# start of MATERIAL PROVIDED

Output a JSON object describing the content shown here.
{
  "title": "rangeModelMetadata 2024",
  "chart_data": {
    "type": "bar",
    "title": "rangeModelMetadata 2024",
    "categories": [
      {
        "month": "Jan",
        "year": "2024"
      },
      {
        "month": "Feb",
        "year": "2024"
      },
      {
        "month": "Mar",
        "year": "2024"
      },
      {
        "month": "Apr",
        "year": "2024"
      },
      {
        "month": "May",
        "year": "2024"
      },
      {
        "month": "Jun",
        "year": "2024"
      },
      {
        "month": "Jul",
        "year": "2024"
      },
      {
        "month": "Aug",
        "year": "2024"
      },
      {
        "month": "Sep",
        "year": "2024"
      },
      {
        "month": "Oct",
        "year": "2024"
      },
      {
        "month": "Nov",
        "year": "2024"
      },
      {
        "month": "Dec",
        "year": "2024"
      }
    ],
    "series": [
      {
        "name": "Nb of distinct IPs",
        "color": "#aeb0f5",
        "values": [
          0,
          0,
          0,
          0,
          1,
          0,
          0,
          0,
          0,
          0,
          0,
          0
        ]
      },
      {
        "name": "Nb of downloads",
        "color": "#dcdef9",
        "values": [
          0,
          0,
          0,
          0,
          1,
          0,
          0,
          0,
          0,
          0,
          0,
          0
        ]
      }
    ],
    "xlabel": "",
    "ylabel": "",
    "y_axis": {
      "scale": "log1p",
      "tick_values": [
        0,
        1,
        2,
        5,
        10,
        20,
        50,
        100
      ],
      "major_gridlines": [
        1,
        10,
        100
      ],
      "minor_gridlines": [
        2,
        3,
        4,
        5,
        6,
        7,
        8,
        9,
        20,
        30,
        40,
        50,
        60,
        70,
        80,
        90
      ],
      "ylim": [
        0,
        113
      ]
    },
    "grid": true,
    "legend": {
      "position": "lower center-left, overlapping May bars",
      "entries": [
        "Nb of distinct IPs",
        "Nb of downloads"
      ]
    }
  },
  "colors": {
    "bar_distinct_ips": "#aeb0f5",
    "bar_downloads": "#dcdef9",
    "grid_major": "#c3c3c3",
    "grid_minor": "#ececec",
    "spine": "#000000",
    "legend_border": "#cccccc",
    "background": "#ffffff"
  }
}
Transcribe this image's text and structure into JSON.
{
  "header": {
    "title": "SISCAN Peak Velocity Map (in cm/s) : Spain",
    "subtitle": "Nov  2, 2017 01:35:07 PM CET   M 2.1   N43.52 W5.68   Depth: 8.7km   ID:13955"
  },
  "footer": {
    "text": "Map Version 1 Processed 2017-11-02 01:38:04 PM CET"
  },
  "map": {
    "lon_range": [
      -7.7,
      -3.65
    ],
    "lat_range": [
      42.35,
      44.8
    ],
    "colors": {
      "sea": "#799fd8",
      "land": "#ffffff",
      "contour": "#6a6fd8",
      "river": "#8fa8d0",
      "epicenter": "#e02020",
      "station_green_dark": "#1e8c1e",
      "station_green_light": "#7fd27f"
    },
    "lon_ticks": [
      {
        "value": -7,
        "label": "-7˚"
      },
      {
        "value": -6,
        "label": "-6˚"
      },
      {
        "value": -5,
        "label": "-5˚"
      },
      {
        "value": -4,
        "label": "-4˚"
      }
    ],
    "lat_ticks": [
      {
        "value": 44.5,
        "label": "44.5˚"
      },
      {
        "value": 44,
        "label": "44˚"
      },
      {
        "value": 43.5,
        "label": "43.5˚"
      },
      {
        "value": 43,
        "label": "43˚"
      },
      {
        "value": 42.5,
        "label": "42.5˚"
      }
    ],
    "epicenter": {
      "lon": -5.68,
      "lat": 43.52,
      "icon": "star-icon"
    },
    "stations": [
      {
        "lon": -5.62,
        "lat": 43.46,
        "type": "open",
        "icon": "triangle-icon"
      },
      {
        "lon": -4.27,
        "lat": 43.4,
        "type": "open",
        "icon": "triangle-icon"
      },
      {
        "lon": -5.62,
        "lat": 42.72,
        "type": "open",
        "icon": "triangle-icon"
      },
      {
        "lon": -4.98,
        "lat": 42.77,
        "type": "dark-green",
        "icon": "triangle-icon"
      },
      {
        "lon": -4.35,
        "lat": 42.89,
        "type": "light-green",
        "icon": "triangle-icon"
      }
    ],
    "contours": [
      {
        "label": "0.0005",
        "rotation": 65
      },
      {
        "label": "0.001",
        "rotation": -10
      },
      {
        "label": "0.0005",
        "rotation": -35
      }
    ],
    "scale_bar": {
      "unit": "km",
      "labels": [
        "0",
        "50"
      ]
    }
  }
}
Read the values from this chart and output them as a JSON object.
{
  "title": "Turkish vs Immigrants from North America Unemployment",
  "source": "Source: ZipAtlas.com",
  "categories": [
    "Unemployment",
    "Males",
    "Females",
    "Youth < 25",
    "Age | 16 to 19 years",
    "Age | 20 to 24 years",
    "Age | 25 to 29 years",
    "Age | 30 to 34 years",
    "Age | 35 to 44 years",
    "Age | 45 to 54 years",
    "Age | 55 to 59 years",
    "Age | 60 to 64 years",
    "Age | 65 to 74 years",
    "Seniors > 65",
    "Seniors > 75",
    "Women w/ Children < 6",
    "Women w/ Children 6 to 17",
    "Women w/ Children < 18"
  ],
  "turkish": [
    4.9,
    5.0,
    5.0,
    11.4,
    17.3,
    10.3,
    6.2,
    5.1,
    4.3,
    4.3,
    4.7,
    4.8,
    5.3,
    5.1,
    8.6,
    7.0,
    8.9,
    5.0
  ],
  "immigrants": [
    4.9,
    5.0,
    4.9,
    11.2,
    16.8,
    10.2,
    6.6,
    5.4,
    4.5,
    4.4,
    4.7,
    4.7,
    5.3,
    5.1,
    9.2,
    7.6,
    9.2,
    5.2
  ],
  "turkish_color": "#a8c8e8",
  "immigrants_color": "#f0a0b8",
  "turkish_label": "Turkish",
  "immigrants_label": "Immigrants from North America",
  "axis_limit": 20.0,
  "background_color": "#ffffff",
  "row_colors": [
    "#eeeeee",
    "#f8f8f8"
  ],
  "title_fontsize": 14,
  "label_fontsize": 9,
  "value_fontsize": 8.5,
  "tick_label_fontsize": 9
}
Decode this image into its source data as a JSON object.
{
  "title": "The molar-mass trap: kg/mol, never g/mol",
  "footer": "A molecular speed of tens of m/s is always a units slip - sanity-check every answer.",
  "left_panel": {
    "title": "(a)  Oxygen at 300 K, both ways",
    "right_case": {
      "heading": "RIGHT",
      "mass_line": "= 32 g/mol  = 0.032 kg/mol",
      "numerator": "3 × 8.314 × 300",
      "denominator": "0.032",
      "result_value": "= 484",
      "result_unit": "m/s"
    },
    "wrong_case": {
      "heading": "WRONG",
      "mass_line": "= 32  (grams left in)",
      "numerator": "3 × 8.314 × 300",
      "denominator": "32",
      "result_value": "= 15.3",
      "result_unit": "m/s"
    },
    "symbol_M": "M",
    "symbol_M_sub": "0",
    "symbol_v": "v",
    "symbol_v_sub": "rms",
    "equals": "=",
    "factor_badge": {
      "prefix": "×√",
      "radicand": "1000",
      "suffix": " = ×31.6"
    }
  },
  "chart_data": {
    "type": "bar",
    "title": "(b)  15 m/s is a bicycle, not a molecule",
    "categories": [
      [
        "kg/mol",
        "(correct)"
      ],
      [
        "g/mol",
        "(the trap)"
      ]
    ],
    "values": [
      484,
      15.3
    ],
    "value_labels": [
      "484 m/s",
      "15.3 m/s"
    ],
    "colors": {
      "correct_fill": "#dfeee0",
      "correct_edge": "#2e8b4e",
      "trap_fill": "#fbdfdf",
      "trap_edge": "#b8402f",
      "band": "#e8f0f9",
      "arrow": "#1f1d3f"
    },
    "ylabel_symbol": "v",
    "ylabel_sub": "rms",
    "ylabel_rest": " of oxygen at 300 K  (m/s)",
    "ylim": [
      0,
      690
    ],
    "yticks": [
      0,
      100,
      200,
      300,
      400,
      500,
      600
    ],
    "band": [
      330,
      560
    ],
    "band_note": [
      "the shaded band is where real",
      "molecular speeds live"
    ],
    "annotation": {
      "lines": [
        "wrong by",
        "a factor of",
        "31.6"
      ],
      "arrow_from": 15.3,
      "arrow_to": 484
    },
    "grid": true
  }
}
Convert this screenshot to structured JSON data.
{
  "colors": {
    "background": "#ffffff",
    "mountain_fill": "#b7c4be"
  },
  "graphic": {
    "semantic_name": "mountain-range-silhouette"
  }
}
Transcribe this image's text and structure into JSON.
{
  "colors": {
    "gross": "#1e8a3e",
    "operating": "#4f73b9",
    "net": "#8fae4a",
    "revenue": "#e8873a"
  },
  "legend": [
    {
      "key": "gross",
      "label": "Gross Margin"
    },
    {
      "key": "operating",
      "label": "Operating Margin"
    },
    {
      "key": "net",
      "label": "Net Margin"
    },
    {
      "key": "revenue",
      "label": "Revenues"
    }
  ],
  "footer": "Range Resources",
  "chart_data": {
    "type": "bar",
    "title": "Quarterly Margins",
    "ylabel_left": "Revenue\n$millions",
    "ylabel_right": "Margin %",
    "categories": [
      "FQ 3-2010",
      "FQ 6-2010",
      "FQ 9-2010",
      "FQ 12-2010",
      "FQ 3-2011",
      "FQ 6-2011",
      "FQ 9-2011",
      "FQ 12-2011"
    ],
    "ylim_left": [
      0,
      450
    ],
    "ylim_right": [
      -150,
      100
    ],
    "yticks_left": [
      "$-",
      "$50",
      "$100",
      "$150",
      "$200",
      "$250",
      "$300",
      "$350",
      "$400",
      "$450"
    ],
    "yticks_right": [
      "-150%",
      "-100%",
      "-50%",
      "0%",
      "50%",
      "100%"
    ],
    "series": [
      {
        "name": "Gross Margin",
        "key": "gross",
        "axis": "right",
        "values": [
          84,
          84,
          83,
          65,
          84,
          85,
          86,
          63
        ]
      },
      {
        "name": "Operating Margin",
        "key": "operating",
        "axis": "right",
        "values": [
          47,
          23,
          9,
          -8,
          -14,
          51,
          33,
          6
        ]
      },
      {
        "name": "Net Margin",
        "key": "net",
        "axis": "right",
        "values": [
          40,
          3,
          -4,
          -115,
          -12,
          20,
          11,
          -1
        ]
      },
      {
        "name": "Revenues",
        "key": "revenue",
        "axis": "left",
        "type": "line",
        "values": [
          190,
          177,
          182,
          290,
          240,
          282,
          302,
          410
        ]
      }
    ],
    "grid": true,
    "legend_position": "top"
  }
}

# end of MATERIAL PROVIDED

## EXERCISE AIM
Copy every line in the listing above where the string "Women" turns up.

## ANSWER
    "Women w/ Children < 6",
    "Women w/ Children 6 to 17",
    "Women w/ Children < 18"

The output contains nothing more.